The listing must be reproduced in full, exactly as it stands.

▶ _MATERIAL SHOWN_
+++

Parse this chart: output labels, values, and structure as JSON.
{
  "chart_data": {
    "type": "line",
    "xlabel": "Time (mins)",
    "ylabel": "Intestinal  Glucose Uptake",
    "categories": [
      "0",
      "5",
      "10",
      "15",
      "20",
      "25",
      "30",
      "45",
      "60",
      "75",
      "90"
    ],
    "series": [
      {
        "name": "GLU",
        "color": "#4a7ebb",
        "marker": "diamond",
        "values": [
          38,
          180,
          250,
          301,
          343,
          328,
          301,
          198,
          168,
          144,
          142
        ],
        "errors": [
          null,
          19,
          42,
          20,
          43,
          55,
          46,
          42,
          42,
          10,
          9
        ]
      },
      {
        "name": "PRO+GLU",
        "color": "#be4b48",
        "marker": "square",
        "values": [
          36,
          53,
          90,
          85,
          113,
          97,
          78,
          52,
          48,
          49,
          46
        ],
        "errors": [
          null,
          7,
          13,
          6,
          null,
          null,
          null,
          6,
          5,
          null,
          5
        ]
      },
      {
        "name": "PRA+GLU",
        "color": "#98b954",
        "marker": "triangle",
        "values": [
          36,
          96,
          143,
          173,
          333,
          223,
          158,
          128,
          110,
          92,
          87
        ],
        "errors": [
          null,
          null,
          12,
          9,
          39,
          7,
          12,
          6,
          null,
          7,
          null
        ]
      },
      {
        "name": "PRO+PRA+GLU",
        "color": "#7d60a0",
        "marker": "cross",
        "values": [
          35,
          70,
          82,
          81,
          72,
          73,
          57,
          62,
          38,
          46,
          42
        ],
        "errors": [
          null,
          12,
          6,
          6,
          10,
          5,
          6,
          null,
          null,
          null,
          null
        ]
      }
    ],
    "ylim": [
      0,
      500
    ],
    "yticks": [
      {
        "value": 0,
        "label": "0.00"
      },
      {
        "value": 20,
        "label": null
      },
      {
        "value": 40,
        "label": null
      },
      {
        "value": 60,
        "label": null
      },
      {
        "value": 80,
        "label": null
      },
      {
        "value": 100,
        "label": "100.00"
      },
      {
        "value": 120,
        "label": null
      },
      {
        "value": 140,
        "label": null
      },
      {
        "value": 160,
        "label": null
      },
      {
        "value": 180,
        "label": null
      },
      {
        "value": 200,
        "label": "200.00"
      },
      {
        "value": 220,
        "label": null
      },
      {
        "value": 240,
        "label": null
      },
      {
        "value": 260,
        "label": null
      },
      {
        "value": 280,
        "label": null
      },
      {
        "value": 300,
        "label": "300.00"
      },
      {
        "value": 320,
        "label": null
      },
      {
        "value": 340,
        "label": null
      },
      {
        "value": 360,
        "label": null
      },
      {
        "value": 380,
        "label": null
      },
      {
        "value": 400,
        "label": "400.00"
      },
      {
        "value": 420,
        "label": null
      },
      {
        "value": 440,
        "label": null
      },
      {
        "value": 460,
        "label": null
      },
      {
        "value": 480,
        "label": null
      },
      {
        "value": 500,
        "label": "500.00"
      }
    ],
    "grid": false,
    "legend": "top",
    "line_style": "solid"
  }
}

+++

▶ _WORKED SOLUTION_
Parse this chart: output labels, values, and structure as JSON.
{
  "chart_data": {
    "type": "line",
    "xlabel": "Time (mins)",
    "ylabel": "Intestinal  Glucose Uptake",
    "categories": [
      "0",
      "5",
      "10",
      "15",
      "20",
      "25",
      "30",
      "45",
      "60",
      "75",
      "90"
    ],
    "series": [
      {
        "name": "GLU",
        "color": "#4a7ebb",
        "marker": "diamond",
        "values": [
          38,
          180,
          250,
          301,
          343,
          328,
          301,
          198,
          168,
          144,
          142
        ],
        "errors": [
          null,
          19,
          42,
          20,
          43,
          55,
          46,
          42,
          42,
          10,
          9
        ]
      },
      {
        "name": "PRO+GLU",
        "color": "#be4b48",
        "marker": "square",
        "values": [
          36,
          53,
          90,
          85,
          113,
          97,
          78,
          52,
          48,
          49,
          46
        ],
        "errors": [
          null,
          7,
          13,
          6,
          null,
          null,
          null,
          6,
          5,
          null,
          5
        ]
      },
      {
        "name": "PRA+GLU",
        "color": "#98b954",
        "marker": "triangle",
        "values": [
          36,
          96,
          143,
          173,
          333,
          223,
          158,
          128,
          110,
          92,
          87
        ],
        "errors": [
          null,
          null,
          12,
          9,
          39,
          7,
          12,
          6,
          null,
          7,
          null
        ]
      },
      {
        "name": "PRO+PRA+GLU",
        "color": "#7d60a0",
        "marker": "cross",
        "values": [
          35,
          70,
          82,
          81,
          72,
          73,
          57,
          62,
          38,
          46,
          42
        ],
        "errors": [
          null,
          12,
          6,
          6,
          10,
          5,
          6,
          null,
          null,
          null,
          null
        ]
      }
    ],
    "ylim": [
      0,
      500
    ],
    "yticks": [
      {
        "value": 0,
        "label": "0.00"
      },
      {
        "value": 20,
        "label": null
      },
      {
        "value": 40,
        "label": null
      },
      {
        "value": 60,
        "label": null
      },
      {
        "value": 80,
        "label": null
      },
      {
        "value": 100,
        "label": "100.00"
      },
      {
        "value": 120,
        "label": null
      },
      {
        "value": 140,
        "label": null
      },
      {
        "value": 160,
        "label": null
      },
      {
        "value": 180,
        "label": null
      },
      {
        "value": 200,
        "label": "200.00"
      },
      {
        "value": 220,
        "label": null
      },
      {
        "value": 240,
        "label": null
      },
      {
        "value": 260,
        "label": null
      },
      {
        "value": 280,
        "label": null
      },
      {
        "value": 300,
        "label": "300.00"
      },
      {
        "value": 320,
        "label": null
      },
      {
        "value": 340,
        "label": null
      },
      {
        "value": 360,
        "label": null
      },
      {
        "value": 380,
        "label": null
      },
      {
        "value": 400,
        "label": "400.00"
      },
      {
        "value": 420,
        "label": null
      },
      {
        "value": 440,
        "label": null
      },
      {
        "value": 460,
        "label": null
      },
      {
        "value": 480,
        "label": null
      },
      {
        "value": 500,
        "label": "500.00"
      }
    ],
    "grid": false,
    "legend": "top",
    "line_style": "solid"
  }
}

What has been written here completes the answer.